▼▼▼

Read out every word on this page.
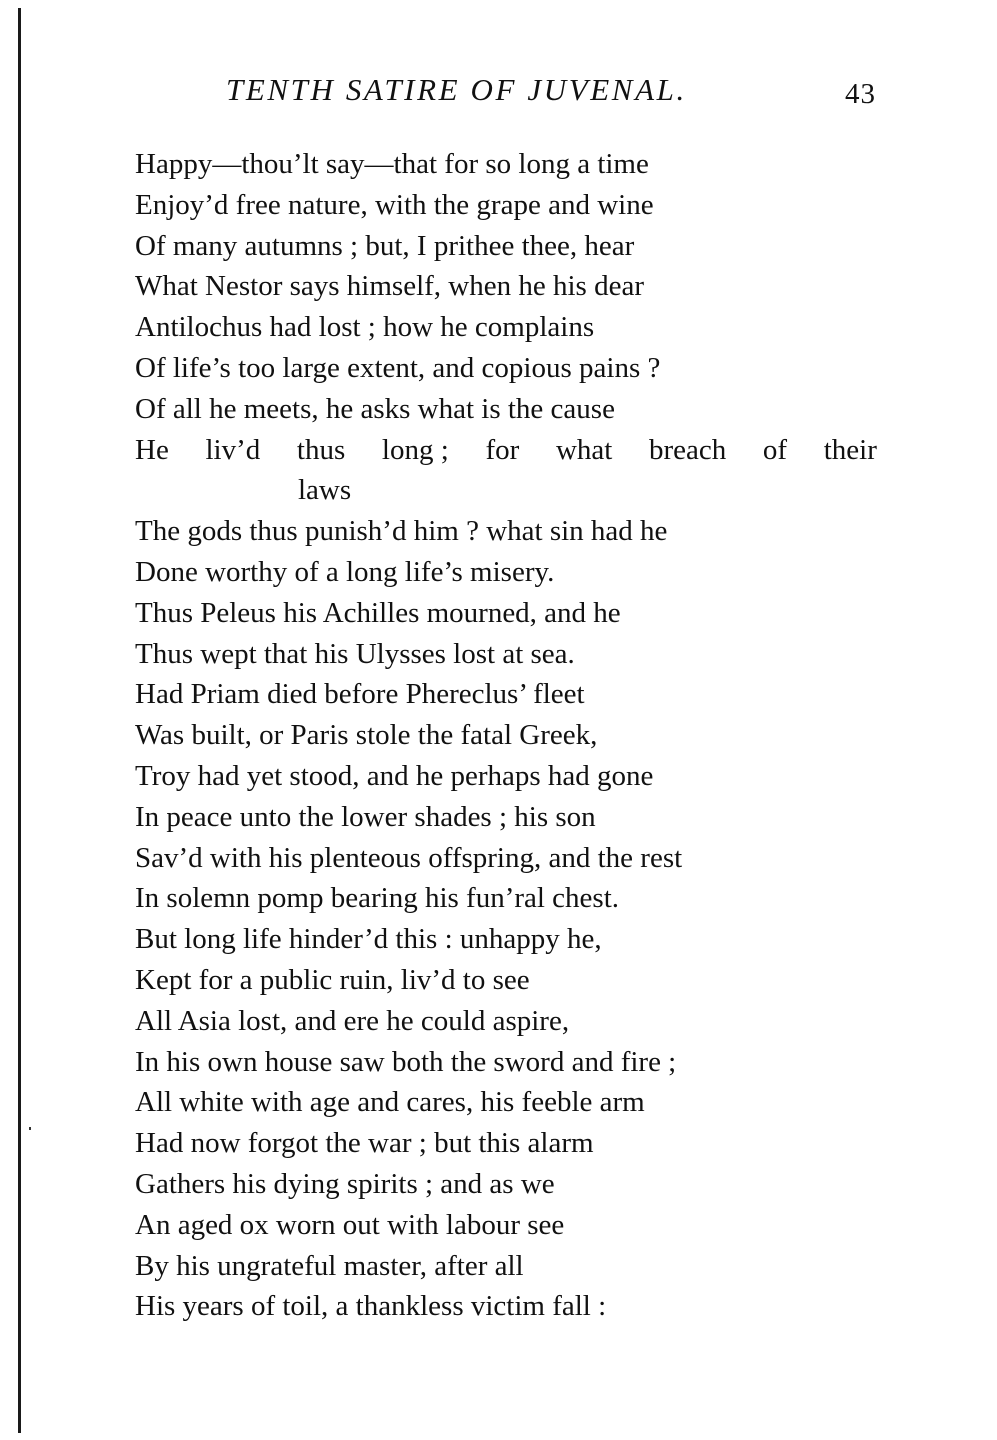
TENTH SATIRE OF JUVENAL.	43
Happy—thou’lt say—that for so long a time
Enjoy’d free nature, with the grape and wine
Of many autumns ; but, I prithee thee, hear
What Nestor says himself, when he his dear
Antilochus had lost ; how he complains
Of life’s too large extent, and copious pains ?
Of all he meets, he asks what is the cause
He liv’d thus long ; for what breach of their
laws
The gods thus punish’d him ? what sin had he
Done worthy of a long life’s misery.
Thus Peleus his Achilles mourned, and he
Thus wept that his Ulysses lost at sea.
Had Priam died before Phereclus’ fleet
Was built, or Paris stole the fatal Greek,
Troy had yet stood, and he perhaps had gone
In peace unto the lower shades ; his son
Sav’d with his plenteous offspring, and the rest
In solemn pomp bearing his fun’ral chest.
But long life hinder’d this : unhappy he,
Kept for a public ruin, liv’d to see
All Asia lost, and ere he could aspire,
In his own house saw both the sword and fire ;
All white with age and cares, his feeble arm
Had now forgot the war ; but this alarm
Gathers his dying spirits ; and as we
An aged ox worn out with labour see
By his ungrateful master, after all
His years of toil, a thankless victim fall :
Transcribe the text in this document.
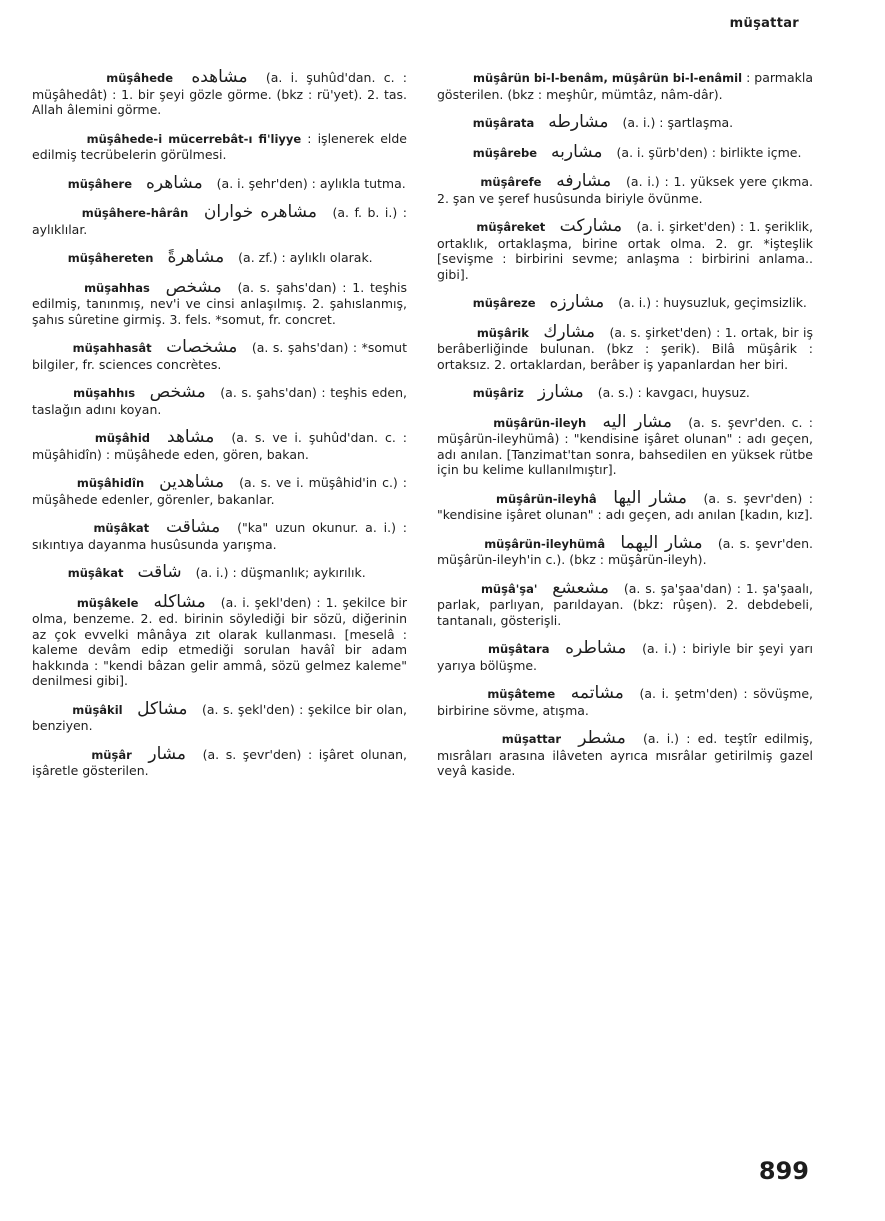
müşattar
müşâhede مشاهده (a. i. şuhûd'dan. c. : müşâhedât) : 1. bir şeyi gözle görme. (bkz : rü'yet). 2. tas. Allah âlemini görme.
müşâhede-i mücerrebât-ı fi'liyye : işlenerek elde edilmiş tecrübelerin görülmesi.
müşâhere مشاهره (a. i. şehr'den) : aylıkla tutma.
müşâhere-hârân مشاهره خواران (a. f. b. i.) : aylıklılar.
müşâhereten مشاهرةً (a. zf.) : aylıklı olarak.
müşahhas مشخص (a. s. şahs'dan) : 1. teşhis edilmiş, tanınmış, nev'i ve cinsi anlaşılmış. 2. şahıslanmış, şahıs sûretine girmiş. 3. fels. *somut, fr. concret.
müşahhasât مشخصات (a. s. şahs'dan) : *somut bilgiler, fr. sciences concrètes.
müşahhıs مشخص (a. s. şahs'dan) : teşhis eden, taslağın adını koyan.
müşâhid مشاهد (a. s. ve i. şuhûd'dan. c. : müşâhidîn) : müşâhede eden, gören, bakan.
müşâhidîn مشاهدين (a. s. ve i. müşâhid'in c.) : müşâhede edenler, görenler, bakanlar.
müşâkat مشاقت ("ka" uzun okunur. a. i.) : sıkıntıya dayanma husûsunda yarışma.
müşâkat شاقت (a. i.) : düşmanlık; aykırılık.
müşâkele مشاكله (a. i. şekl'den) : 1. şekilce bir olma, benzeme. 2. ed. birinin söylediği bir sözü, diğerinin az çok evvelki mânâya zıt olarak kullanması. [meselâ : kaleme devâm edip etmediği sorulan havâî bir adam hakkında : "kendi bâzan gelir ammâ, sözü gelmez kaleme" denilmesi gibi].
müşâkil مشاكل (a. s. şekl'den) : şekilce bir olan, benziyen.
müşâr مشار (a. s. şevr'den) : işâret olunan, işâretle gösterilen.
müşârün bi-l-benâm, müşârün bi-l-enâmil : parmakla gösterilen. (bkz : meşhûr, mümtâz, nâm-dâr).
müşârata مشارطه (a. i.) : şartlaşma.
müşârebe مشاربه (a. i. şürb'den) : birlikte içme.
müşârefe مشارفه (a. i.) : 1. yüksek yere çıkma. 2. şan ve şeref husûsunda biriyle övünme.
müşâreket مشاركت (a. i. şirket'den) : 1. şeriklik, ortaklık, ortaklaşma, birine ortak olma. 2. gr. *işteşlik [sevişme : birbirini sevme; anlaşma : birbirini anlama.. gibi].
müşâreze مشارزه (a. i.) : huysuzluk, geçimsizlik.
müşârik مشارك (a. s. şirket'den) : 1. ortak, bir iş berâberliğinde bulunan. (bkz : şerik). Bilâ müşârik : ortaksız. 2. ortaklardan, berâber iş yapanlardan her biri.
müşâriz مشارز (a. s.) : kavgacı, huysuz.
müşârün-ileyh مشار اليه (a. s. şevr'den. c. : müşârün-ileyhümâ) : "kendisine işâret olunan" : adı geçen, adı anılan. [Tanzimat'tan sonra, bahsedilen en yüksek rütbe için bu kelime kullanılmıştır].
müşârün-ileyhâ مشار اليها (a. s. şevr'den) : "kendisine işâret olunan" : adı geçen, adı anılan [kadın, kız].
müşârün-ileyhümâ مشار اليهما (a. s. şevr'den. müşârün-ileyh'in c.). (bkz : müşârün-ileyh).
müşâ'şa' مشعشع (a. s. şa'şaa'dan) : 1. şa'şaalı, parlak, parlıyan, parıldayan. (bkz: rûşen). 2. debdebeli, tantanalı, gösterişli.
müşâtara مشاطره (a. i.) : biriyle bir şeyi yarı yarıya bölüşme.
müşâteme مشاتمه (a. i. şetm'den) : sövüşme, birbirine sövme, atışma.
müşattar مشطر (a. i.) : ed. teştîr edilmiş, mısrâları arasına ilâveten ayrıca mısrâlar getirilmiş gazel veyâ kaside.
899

▲▲▲

Exercise brief: In this exercise, set down all of the data exactly, without the pictures.

Solution for this exercise:
Read out every word on this page.
TENTH SATIRE OF JUVENAL.	43
Happy—thou’lt say—that for so long a time
Enjoy’d free nature, with the grape and wine
Of many autumns ; but, I prithee thee, hear
What Nestor says himself, when he his dear
Antilochus had lost ; how he complains
Of life’s too large extent, and copious pains ?
Of all he meets, he asks what is the cause
He liv’d thus long ; for what breach of their
laws
The gods thus punish’d him ? what sin had he
Done worthy of a long life’s misery.
Thus Peleus his Achilles mourned, and he
Thus wept that his Ulysses lost at sea.
Had Priam died before Phereclus’ fleet
Was built, or Paris stole the fatal Greek,
Troy had yet stood, and he perhaps had gone
In peace unto the lower shades ; his son
Sav’d with his plenteous offspring, and the rest
In solemn pomp bearing his fun’ral chest.
But long life hinder’d this : unhappy he,
Kept for a public ruin, liv’d to see
All Asia lost, and ere he could aspire,
In his own house saw both the sword and fire ;
All white with age and cares, his feeble arm
Had now forgot the war ; but this alarm
Gathers his dying spirits ; and as we
An aged ox worn out with labour see
By his ungrateful master, after all
His years of toil, a thankless victim fall :
Transcribe the text in this document.
müşattar
müşâhede مشاهده (a. i. şuhûd'dan. c. : müşâhedât) : 1. bir şeyi gözle görme. (bkz : rü'yet). 2. tas. Allah âlemini görme.
müşâhede-i mücerrebât-ı fi'liyye : işlenerek elde edilmiş tecrübelerin görülmesi.
müşâhere مشاهره (a. i. şehr'den) : aylıkla tutma.
müşâhere-hârân مشاهره خواران (a. f. b. i.) : aylıklılar.
müşâhereten مشاهرةً (a. zf.) : aylıklı olarak.
müşahhas مشخص (a. s. şahs'dan) : 1. teşhis edilmiş, tanınmış, nev'i ve cinsi anlaşılmış. 2. şahıslanmış, şahıs sûretine girmiş. 3. fels. *somut, fr. concret.
müşahhasât مشخصات (a. s. şahs'dan) : *somut bilgiler, fr. sciences concrètes.
müşahhıs مشخص (a. s. şahs'dan) : teşhis eden, taslağın adını koyan.
müşâhid مشاهد (a. s. ve i. şuhûd'dan. c. : müşâhidîn) : müşâhede eden, gören, bakan.
müşâhidîn مشاهدين (a. s. ve i. müşâhid'in c.) : müşâhede edenler, görenler, bakanlar.
müşâkat مشاقت ("ka" uzun okunur. a. i.) : sıkıntıya dayanma husûsunda yarışma.
müşâkat شاقت (a. i.) : düşmanlık; aykırılık.
müşâkele مشاكله (a. i. şekl'den) : 1. şekilce bir olma, benzeme. 2. ed. birinin söylediği bir sözü, diğerinin az çok evvelki mânâya zıt olarak kullanması. [meselâ : kaleme devâm edip etmediği sorulan havâî bir adam hakkında : "kendi bâzan gelir ammâ, sözü gelmez kaleme" denilmesi gibi].
müşâkil مشاكل (a. s. şekl'den) : şekilce bir olan, benziyen.
müşâr مشار (a. s. şevr'den) : işâret olunan, işâretle gösterilen.
müşârün bi-l-benâm, müşârün bi-l-enâmil : parmakla gösterilen. (bkz : meşhûr, mümtâz, nâm-dâr).
müşârata مشارطه (a. i.) : şartlaşma.
müşârebe مشاربه (a. i. şürb'den) : birlikte içme.
müşârefe مشارفه (a. i.) : 1. yüksek yere çıkma. 2. şan ve şeref husûsunda biriyle övünme.
müşâreket مشاركت (a. i. şirket'den) : 1. şeriklik, ortaklık, ortaklaşma, birine ortak olma. 2. gr. *işteşlik [sevişme : birbirini sevme; anlaşma : birbirini anlama.. gibi].
müşâreze مشارزه (a. i.) : huysuzluk, geçimsizlik.
müşârik مشارك (a. s. şirket'den) : 1. ortak, bir iş berâberliğinde bulunan. (bkz : şerik). Bilâ müşârik : ortaksız. 2. ortaklardan, berâber iş yapanlardan her biri.
müşâriz مشارز (a. s.) : kavgacı, huysuz.
müşârün-ileyh مشار اليه (a. s. şevr'den. c. : müşârün-ileyhümâ) : "kendisine işâret olunan" : adı geçen, adı anılan. [Tanzimat'tan sonra, bahsedilen en yüksek rütbe için bu kelime kullanılmıştır].
müşârün-ileyhâ مشار اليها (a. s. şevr'den) : "kendisine işâret olunan" : adı geçen, adı anılan [kadın, kız].
müşârün-ileyhümâ مشار اليهما (a. s. şevr'den. müşârün-ileyh'in c.). (bkz : müşârün-ileyh).
müşâ'şa' مشعشع (a. s. şa'şaa'dan) : 1. şa'şaalı, parlak, parlıyan, parıldayan. (bkz: rûşen). 2. debdebeli, tantanalı, gösterişli.
müşâtara مشاطره (a. i.) : biriyle bir şeyi yarı yarıya bölüşme.
müşâteme مشاتمه (a. i. şetm'den) : sövüşme, birbirine sövme, atışma.
müşattar مشطر (a. i.) : ed. teştîr edilmiş, mısrâları arasına ilâveten ayrıca mısrâlar getirilmiş gazel veyâ kaside.
899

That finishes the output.